═══ EXERCISE MATERIAL

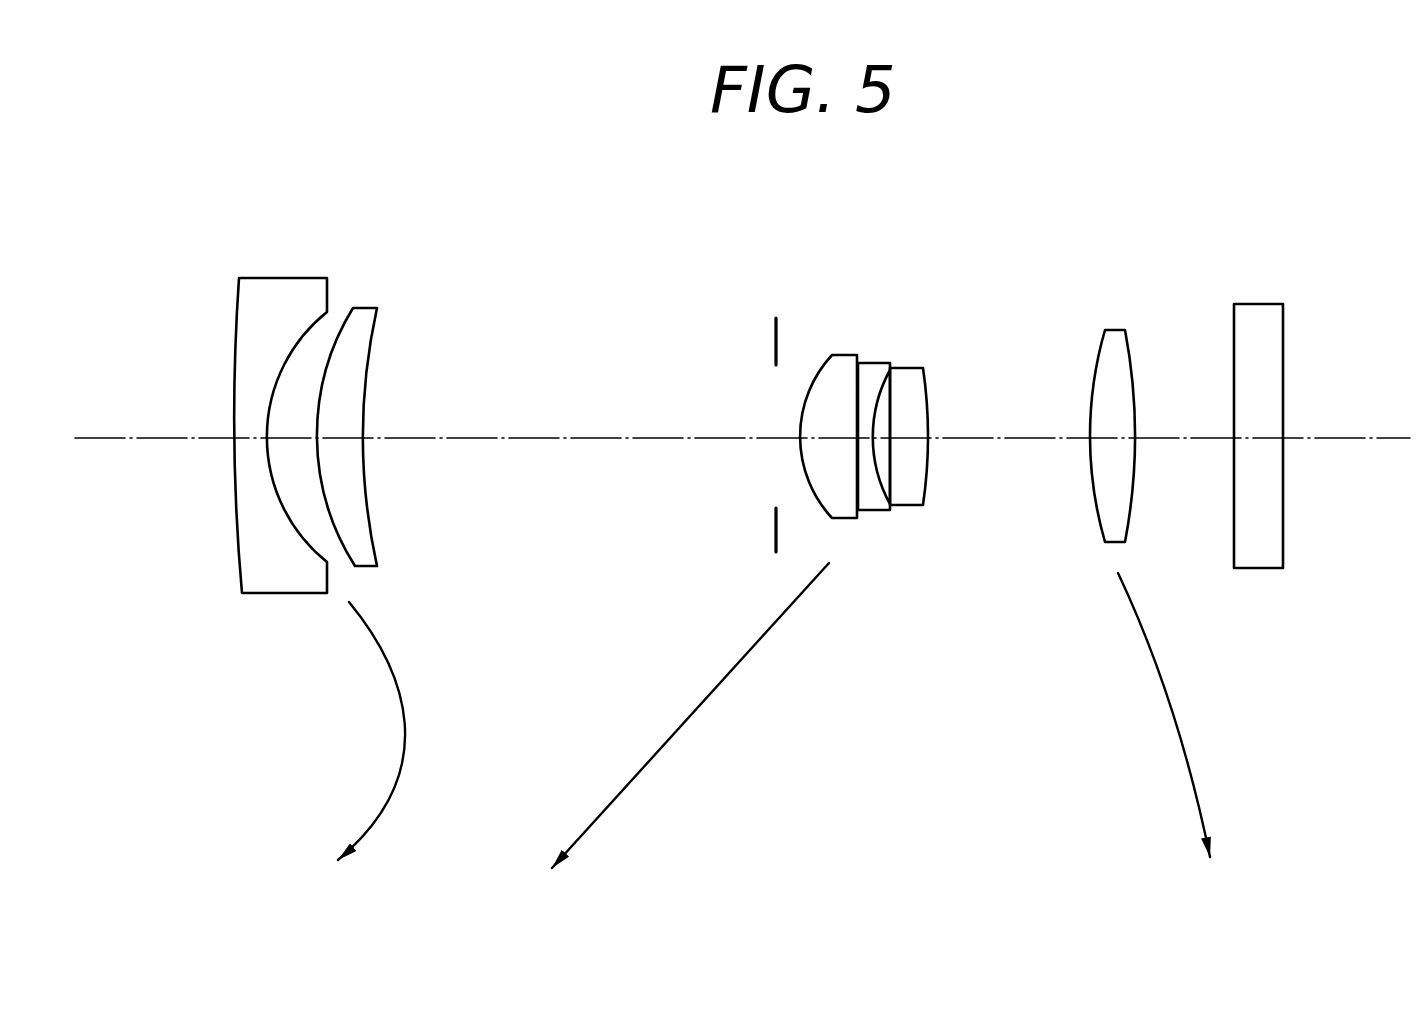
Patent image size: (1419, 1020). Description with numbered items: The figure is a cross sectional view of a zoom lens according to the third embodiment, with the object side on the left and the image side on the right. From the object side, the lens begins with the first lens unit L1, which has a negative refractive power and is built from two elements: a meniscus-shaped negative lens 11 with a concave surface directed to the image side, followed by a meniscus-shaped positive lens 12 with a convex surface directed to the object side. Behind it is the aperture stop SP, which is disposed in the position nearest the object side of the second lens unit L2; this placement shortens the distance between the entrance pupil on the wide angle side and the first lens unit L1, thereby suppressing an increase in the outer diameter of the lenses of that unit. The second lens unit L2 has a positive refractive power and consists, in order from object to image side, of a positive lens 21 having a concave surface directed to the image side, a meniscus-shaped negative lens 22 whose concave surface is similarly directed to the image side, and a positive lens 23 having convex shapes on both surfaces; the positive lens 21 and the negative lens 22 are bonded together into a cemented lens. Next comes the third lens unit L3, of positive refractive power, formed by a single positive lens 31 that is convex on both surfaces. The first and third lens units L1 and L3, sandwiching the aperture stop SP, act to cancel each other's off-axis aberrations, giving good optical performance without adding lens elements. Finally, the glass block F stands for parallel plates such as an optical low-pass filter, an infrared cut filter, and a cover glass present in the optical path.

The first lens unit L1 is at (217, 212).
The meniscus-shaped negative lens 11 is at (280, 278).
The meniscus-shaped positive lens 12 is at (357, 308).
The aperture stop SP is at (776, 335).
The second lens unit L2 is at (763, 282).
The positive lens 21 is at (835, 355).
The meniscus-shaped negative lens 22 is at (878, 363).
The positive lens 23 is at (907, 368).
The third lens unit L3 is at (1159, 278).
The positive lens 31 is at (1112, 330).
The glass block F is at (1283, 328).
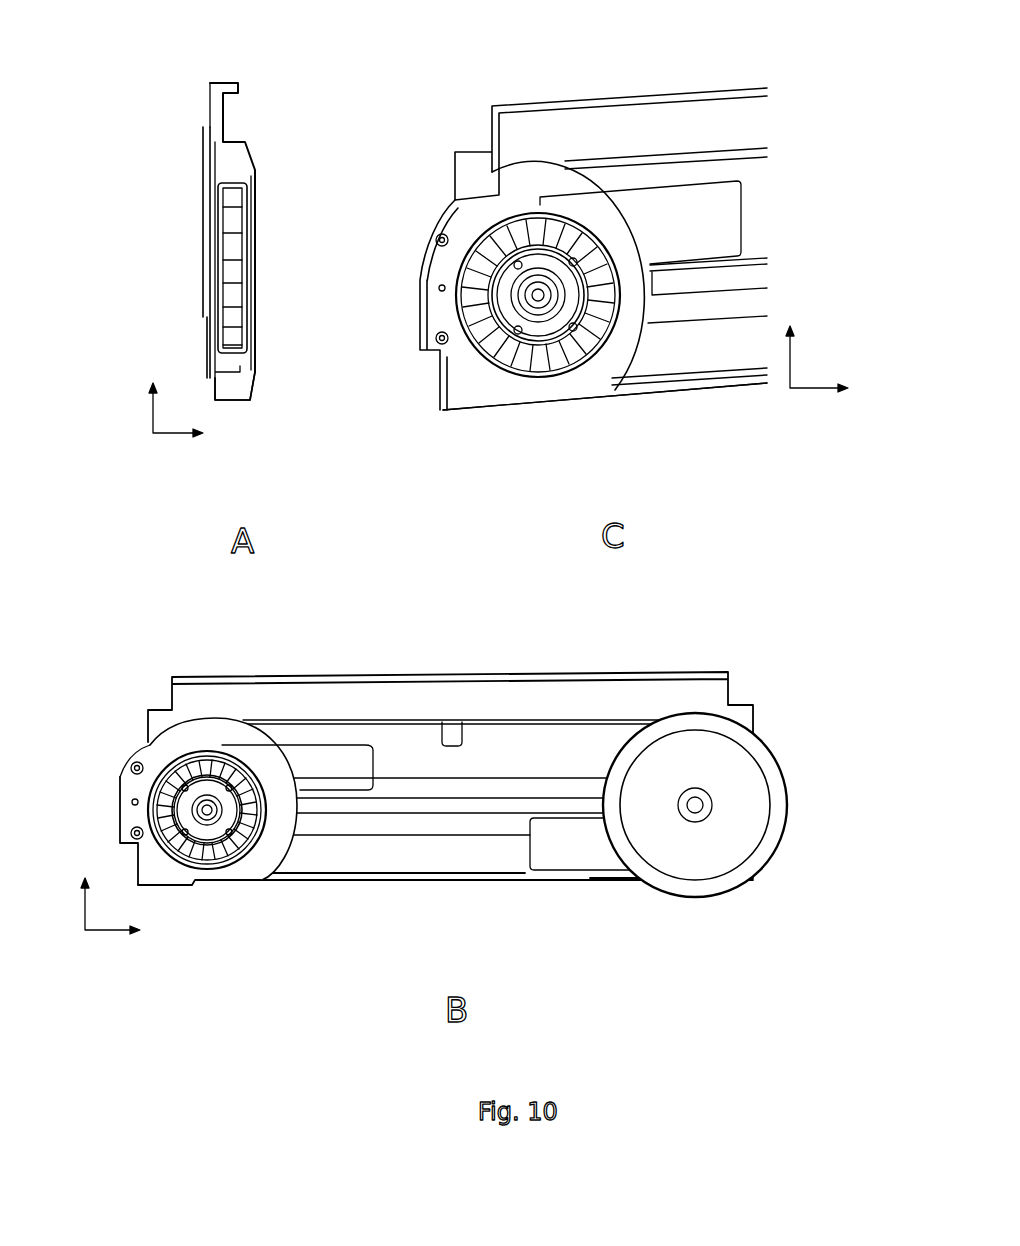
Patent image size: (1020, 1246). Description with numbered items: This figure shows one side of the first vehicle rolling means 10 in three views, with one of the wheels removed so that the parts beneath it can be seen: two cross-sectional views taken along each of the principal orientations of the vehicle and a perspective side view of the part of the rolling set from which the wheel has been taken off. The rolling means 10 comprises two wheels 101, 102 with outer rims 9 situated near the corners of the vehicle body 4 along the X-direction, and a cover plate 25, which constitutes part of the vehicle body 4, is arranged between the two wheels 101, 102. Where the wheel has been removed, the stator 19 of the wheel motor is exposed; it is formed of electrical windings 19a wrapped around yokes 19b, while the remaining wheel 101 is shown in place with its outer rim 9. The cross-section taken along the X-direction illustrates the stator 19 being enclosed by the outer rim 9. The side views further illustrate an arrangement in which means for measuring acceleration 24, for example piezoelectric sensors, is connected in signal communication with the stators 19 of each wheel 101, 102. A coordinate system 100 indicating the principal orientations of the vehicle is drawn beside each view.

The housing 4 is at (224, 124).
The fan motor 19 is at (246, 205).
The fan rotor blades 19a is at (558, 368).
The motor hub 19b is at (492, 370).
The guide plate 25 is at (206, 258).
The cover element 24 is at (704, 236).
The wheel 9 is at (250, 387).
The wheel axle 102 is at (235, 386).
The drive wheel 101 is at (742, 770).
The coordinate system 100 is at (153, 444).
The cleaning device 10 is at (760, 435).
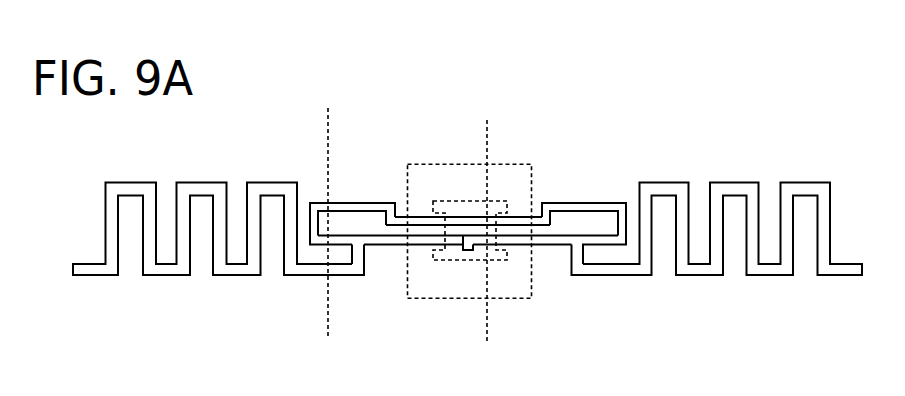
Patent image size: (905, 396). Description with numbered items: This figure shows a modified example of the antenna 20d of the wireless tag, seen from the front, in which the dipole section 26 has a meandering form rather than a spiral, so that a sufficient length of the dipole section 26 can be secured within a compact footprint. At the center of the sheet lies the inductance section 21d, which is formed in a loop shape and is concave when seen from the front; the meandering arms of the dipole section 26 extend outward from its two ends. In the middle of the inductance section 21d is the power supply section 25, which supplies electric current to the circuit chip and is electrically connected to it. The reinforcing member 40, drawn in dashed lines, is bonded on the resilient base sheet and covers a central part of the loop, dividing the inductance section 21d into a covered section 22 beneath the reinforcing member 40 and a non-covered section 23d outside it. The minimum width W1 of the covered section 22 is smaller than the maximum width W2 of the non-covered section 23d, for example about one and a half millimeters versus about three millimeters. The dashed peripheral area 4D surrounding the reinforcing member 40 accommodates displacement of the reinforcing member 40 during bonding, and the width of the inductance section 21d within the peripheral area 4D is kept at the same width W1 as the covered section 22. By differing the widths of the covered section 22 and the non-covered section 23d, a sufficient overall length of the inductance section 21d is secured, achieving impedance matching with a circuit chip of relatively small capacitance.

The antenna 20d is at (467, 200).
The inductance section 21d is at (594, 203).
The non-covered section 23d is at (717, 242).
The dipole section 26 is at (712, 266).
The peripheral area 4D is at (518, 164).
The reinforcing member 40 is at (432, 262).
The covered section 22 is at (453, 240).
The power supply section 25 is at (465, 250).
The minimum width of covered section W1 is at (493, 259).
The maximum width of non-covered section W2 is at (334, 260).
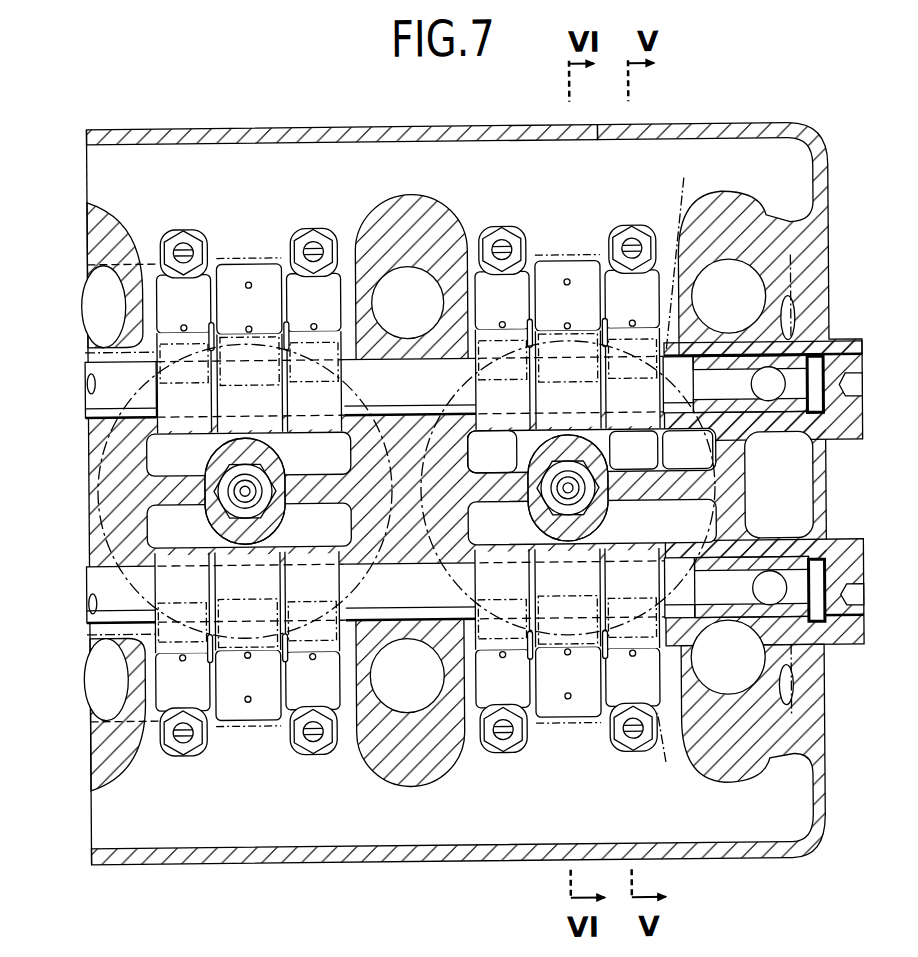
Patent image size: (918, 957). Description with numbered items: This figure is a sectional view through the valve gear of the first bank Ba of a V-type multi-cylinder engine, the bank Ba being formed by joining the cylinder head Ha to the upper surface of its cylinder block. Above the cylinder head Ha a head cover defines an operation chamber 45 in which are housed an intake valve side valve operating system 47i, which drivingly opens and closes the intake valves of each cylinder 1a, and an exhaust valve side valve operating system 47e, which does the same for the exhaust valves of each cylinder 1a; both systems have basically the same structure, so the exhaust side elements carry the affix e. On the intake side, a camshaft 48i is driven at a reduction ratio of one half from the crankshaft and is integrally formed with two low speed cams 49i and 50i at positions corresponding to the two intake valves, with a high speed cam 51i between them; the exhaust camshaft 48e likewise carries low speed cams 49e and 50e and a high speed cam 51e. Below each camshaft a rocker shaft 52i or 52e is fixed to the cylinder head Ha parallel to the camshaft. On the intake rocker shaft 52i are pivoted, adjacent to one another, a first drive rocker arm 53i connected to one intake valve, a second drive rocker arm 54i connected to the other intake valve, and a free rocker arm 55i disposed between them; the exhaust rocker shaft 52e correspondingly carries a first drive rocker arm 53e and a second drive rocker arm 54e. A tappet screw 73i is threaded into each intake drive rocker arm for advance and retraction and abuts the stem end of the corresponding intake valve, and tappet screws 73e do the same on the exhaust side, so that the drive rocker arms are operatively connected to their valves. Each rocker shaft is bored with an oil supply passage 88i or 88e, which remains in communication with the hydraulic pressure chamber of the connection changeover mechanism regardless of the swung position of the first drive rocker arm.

══════

STATED TASK
Reproduce, word for word, every line of text in all four entries above, leaving out the pictures.

FINAL RESULT
Patent image size: (1419, 1020). Description with numbered items: The figure is a cross sectional view of a zoom lens according to the third embodiment, with the object side on the left and the image side on the right. From the object side, the lens begins with the first lens unit L1, which has a negative refractive power and is built from two elements: a meniscus-shaped negative lens 11 with a concave surface directed to the image side, followed by a meniscus-shaped positive lens 12 with a convex surface directed to the object side. Behind it is the aperture stop SP, which is disposed in the position nearest the object side of the second lens unit L2; this placement shortens the distance between the entrance pupil on the wide angle side and the first lens unit L1, thereby suppressing an increase in the outer diameter of the lenses of that unit. The second lens unit L2 has a positive refractive power and consists, in order from object to image side, of a positive lens 21 having a concave surface directed to the image side, a meniscus-shaped negative lens 22 whose concave surface is similarly directed to the image side, and a positive lens 23 having convex shapes on both surfaces; the positive lens 21 and the negative lens 22 are bonded together into a cemented lens. Next comes the third lens unit L3, of positive refractive power, formed by a single positive lens 31 that is convex on both surfaces. The first and third lens units L1 and L3, sandwiching the aperture stop SP, act to cancel each other's off-axis aberrations, giving good optical performance without adding lens elements. Finally, the glass block F stands for parallel plates such as an optical low-pass filter, an infrared cut filter, and a cover glass present in the optical path.

The first lens unit L1 is at (217, 212).
The meniscus-shaped negative lens 11 is at (280, 278).
The meniscus-shaped positive lens 12 is at (357, 308).
The aperture stop SP is at (776, 335).
The second lens unit L2 is at (763, 282).
The positive lens 21 is at (835, 355).
The meniscus-shaped negative lens 22 is at (878, 363).
The positive lens 23 is at (907, 368).
The third lens unit L3 is at (1159, 278).
The positive lens 31 is at (1112, 330).
The glass block F is at (1283, 328).
Patent image size: (1020, 1246). Description with numbered items: This figure shows one side of the first vehicle rolling means 10 in three views, with one of the wheels removed so that the parts beneath it can be seen: two cross-sectional views taken along each of the principal orientations of the vehicle and a perspective side view of the part of the rolling set from which the wheel has been taken off. The rolling means 10 comprises two wheels 101, 102 with outer rims 9 situated near the corners of the vehicle body 4 along the X-direction, and a cover plate 25, which constitutes part of the vehicle body 4, is arranged between the two wheels 101, 102. Where the wheel has been removed, the stator 19 of the wheel motor is exposed; it is formed of electrical windings 19a wrapped around yokes 19b, while the remaining wheel 101 is shown in place with its outer rim 9. The cross-section taken along the X-direction illustrates the stator 19 being enclosed by the outer rim 9. The side views further illustrate an arrangement in which means for measuring acceleration 24, for example piezoelectric sensors, is connected in signal communication with the stators 19 of each wheel 101, 102. A coordinate system 100 indicating the principal orientations of the vehicle is drawn beside each view.

The housing 4 is at (224, 124).
The fan motor 19 is at (246, 205).
The fan rotor blades 19a is at (558, 368).
The motor hub 19b is at (492, 370).
The guide plate 25 is at (206, 258).
The cover element 24 is at (704, 236).
The wheel 9 is at (250, 387).
The wheel axle 102 is at (235, 386).
The drive wheel 101 is at (742, 770).
The coordinate system 100 is at (153, 444).
The cleaning device 10 is at (760, 435).
Patent image size: (905, 396). Description with numbered items: This figure shows a modified example of the antenna 20d of the wireless tag, seen from the front, in which the dipole section 26 has a meandering form rather than a spiral, so that a sufficient length of the dipole section 26 can be secured within a compact footprint. At the center of the sheet lies the inductance section 21d, which is formed in a loop shape and is concave when seen from the front; the meandering arms of the dipole section 26 extend outward from its two ends. In the middle of the inductance section 21d is the power supply section 25, which supplies electric current to the circuit chip and is electrically connected to it. The reinforcing member 40, drawn in dashed lines, is bonded on the resilient base sheet and covers a central part of the loop, dividing the inductance section 21d into a covered section 22 beneath the reinforcing member 40 and a non-covered section 23d outside it. The minimum width W1 of the covered section 22 is smaller than the maximum width W2 of the non-covered section 23d, for example about one and a half millimeters versus about three millimeters. The dashed peripheral area 4D surrounding the reinforcing member 40 accommodates displacement of the reinforcing member 40 during bonding, and the width of the inductance section 21d within the peripheral area 4D is kept at the same width W1 as the covered section 22. By differing the widths of the covered section 22 and the non-covered section 23d, a sufficient overall length of the inductance section 21d is secured, achieving impedance matching with a circuit chip of relatively small capacitance.

The antenna 20d is at (467, 200).
The inductance section 21d is at (594, 203).
The non-covered section 23d is at (717, 242).
The dipole section 26 is at (712, 266).
The peripheral area 4D is at (518, 164).
The reinforcing member 40 is at (432, 262).
The covered section 22 is at (453, 240).
The power supply section 25 is at (465, 250).
The minimum width of covered section W1 is at (493, 259).
The maximum width of non-covered section W2 is at (334, 260).
Patent image size: (918, 957). Description with numbered items: This figure is a sectional view through the valve gear of the first bank Ba of a V-type multi-cylinder engine, the bank Ba being formed by joining the cylinder head Ha to the upper surface of its cylinder block. Above the cylinder head Ha a head cover defines an operation chamber 45 in which are housed an intake valve side valve operating system 47i, which drivingly opens and closes the intake valves of each cylinder 1a, and an exhaust valve side valve operating system 47e, which does the same for the exhaust valves of each cylinder 1a; both systems have basically the same structure, so the exhaust side elements carry the affix e. On the intake side, a camshaft 48i is driven at a reduction ratio of one half from the crankshaft and is integrally formed with two low speed cams 49i and 50i at positions corresponding to the two intake valves, with a high speed cam 51i between them; the exhaust camshaft 48e likewise carries low speed cams 49e and 50e and a high speed cam 51e. Below each camshaft a rocker shaft 52i or 52e is fixed to the cylinder head Ha parallel to the camshaft. On the intake rocker shaft 52i are pivoted, adjacent to one another, a first drive rocker arm 53i connected to one intake valve, a second drive rocker arm 54i connected to the other intake valve, and a free rocker arm 55i disposed between them; the exhaust rocker shaft 52e correspondingly carries a first drive rocker arm 53e and a second drive rocker arm 54e. A tappet screw 73i is threaded into each intake drive rocker arm for advance and retraction and abuts the stem end of the corresponding intake valve, and tappet screws 73e do the same on the exhaust side, so that the drive rocker arms are operatively connected to their valves. Each rocker shaft is bored with an oil supply passage 88i or 88e, which remains in communication with the hydraulic pressure chamber of the connection changeover mechanism regardless of the swung position of the first drive rocker arm.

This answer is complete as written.